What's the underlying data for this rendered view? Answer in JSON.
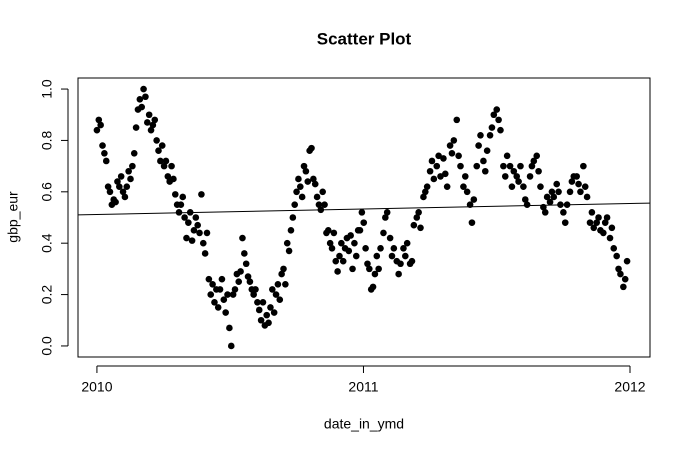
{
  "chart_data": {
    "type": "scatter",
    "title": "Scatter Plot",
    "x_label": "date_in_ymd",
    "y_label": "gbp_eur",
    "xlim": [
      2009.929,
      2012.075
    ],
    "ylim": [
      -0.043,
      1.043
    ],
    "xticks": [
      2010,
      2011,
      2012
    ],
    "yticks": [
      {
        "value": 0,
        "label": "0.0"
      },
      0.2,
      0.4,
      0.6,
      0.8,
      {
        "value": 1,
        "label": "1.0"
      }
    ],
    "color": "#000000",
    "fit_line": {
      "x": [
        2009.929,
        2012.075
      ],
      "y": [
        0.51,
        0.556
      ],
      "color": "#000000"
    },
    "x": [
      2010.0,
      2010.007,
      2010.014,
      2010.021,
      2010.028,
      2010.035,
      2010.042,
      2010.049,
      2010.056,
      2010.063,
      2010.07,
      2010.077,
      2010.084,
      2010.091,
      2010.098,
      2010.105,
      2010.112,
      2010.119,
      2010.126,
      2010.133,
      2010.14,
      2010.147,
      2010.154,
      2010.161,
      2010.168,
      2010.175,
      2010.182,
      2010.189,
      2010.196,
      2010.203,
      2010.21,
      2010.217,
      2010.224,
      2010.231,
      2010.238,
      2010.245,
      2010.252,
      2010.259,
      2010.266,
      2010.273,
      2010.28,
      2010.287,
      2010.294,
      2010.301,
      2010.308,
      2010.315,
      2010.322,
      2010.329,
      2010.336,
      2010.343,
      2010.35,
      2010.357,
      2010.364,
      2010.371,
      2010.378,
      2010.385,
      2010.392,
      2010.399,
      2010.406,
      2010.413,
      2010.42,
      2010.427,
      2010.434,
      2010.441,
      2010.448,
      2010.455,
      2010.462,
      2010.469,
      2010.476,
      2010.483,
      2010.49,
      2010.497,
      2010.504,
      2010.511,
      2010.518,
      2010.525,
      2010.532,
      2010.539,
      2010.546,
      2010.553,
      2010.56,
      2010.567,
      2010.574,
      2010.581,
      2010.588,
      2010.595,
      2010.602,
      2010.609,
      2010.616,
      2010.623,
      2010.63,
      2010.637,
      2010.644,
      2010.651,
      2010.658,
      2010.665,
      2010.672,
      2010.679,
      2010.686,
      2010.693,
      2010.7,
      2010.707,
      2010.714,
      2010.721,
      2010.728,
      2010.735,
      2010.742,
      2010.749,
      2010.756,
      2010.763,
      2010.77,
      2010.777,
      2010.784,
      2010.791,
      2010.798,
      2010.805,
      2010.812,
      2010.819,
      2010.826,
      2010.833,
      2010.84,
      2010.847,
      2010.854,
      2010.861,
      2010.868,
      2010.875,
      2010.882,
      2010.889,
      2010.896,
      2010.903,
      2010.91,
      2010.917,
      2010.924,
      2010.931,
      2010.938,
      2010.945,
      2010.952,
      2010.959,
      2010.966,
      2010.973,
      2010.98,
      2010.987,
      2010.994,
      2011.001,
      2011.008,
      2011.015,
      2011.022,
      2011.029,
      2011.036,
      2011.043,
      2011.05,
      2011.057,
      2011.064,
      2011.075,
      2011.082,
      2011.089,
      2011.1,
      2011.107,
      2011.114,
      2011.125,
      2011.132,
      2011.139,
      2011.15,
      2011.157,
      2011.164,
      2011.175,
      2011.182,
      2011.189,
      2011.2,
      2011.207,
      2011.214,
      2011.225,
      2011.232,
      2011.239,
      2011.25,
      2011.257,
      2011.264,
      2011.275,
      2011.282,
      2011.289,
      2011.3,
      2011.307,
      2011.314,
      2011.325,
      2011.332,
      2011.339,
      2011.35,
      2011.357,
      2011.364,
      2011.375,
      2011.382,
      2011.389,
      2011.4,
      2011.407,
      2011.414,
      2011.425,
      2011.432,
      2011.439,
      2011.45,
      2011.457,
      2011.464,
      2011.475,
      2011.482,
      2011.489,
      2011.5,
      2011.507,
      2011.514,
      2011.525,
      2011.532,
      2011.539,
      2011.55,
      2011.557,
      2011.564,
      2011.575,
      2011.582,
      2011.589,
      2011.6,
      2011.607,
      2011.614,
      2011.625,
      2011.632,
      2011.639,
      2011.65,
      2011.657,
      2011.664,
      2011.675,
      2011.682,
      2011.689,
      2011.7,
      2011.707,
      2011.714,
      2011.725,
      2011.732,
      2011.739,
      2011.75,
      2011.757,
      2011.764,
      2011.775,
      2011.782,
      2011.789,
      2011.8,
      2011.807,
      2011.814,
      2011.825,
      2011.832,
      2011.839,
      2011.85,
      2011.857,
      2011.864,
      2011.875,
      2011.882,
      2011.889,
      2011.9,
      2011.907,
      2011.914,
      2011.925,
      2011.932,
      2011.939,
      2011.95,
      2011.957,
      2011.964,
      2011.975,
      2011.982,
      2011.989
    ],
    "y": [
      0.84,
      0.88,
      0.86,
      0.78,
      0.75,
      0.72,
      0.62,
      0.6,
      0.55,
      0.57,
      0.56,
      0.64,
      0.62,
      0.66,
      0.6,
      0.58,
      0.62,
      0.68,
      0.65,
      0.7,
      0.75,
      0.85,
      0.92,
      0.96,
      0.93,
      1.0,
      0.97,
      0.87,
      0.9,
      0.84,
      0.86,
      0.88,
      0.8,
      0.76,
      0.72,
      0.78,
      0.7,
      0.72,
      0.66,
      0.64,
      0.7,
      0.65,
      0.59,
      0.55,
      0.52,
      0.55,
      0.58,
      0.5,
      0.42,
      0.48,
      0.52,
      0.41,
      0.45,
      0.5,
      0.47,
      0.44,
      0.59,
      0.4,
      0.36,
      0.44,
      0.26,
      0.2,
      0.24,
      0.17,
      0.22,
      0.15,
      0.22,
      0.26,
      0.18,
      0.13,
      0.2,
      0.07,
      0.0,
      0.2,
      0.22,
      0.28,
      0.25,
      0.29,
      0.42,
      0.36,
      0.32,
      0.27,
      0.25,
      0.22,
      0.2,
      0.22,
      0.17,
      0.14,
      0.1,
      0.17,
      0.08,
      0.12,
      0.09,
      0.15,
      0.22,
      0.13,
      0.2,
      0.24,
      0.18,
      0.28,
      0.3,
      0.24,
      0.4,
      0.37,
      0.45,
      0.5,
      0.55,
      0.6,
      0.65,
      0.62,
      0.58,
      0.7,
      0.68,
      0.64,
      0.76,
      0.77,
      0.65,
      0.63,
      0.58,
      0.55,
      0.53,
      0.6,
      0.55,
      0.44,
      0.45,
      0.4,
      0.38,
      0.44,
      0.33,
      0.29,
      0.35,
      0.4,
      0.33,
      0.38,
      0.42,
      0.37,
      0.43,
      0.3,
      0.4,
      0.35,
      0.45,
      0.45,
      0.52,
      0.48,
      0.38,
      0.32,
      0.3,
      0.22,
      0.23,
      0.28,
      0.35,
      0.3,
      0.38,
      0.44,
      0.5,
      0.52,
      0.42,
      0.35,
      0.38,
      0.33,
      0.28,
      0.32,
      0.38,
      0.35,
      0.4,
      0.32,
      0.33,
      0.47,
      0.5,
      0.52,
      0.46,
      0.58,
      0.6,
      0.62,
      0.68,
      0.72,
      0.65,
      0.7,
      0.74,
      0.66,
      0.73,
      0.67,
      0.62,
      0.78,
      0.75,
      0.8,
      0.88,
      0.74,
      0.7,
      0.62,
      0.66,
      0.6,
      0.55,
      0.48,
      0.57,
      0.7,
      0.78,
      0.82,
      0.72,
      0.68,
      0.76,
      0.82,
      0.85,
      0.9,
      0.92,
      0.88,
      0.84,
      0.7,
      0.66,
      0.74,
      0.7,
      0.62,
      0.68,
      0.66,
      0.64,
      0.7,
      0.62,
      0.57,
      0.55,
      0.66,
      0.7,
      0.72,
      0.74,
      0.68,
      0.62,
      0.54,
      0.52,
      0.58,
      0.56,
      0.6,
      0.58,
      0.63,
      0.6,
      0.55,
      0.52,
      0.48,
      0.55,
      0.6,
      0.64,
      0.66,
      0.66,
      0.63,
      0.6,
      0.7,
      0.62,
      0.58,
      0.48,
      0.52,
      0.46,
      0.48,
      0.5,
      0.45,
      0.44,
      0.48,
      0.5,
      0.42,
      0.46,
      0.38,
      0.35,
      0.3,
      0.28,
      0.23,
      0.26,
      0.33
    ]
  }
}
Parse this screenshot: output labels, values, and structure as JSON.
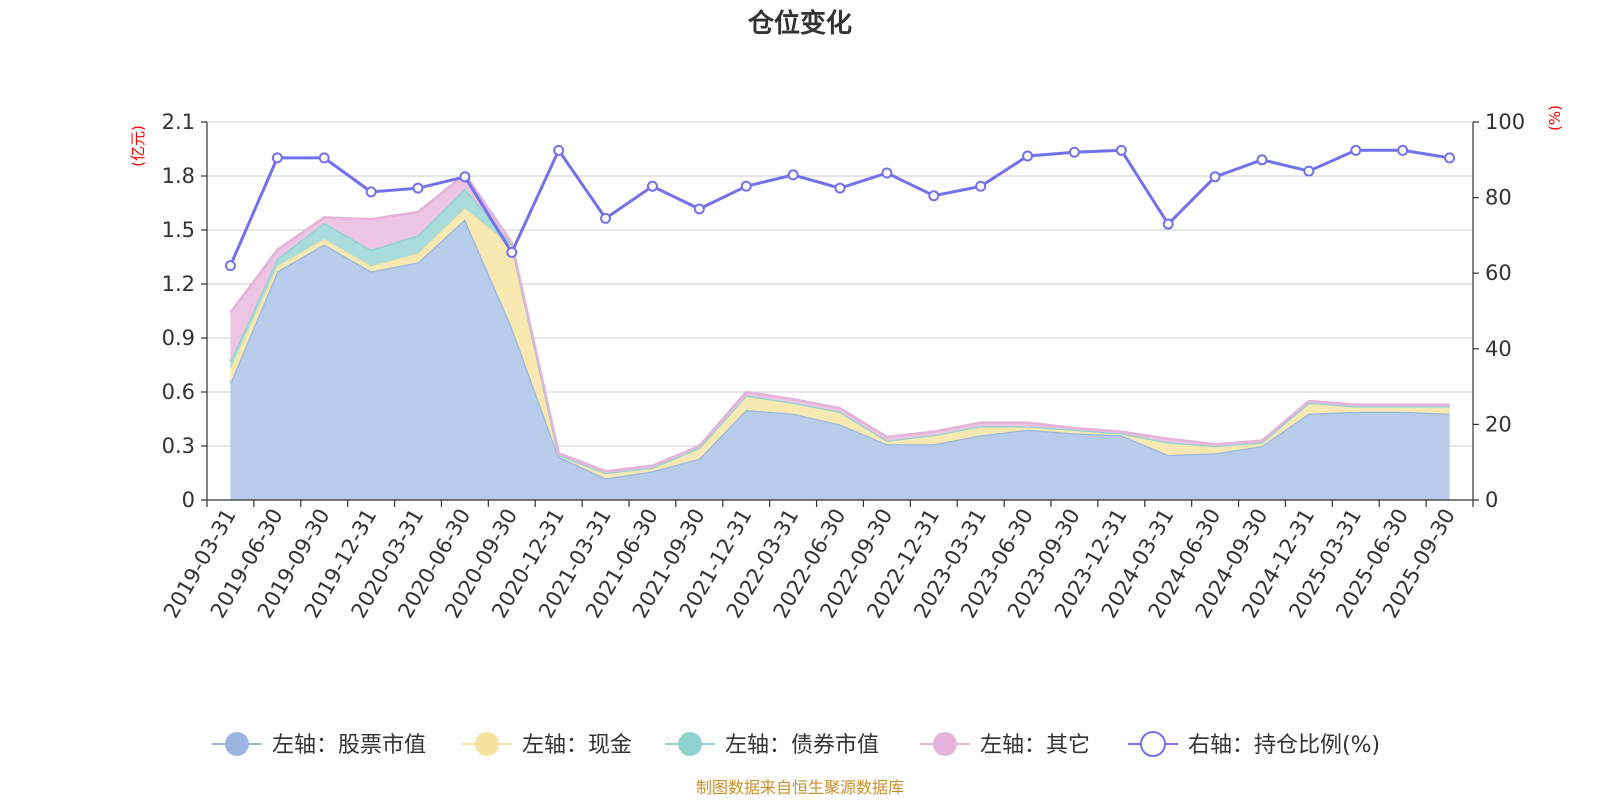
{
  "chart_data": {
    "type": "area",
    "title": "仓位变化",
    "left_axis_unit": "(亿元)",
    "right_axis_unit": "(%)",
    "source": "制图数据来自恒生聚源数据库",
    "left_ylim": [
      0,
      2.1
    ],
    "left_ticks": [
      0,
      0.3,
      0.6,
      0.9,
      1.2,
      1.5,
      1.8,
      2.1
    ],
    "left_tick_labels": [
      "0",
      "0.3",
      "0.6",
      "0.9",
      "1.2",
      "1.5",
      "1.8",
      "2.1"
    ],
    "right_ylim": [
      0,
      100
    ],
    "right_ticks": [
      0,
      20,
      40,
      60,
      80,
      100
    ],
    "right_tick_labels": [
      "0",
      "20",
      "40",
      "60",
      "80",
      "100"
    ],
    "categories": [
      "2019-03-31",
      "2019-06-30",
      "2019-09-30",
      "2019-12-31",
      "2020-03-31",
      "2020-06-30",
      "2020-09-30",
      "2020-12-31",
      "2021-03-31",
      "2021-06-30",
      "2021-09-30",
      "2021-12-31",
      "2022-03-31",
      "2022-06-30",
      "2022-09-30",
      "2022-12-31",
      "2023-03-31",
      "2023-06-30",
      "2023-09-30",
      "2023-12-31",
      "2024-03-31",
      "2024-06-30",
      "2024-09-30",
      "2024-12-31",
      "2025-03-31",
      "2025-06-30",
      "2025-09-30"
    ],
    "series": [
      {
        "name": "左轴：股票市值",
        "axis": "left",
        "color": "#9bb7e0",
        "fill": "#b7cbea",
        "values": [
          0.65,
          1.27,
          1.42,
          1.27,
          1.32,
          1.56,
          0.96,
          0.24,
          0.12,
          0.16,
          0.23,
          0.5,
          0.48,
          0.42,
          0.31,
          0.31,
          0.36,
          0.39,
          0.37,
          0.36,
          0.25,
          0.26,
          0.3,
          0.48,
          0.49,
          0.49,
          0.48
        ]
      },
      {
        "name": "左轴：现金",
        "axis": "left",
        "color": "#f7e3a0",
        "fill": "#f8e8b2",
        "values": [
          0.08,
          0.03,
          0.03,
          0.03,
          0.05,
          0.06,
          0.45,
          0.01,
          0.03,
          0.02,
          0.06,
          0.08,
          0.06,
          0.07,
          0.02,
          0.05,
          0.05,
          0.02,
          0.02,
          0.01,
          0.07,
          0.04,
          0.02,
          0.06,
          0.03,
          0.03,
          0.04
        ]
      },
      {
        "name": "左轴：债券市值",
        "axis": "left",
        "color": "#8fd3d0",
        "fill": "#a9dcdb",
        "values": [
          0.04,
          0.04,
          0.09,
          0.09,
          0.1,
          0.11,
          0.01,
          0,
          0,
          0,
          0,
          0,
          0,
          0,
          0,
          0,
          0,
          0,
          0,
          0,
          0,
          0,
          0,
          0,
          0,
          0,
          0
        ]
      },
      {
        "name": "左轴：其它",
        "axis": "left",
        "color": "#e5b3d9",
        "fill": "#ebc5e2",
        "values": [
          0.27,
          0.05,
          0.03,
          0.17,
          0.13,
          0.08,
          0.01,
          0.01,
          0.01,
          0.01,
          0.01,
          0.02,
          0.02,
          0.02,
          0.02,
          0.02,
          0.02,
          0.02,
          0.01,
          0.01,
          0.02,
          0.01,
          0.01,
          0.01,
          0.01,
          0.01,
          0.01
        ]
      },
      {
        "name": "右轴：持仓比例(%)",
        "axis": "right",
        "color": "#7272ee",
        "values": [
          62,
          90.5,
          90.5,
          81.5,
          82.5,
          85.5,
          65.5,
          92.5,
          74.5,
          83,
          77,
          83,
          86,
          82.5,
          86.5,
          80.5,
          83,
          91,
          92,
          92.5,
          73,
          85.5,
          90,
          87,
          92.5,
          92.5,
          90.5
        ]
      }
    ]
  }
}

Objective:
Using the listing above, show every line that includes the string "name".

Solution for this exercise:
        "name": "左轴：股票市值",
        "name": "左轴：现金",
        "name": "左轴：债券市值",
        "name": "左轴：其它",
        "name": "右轴：持仓比例(%)",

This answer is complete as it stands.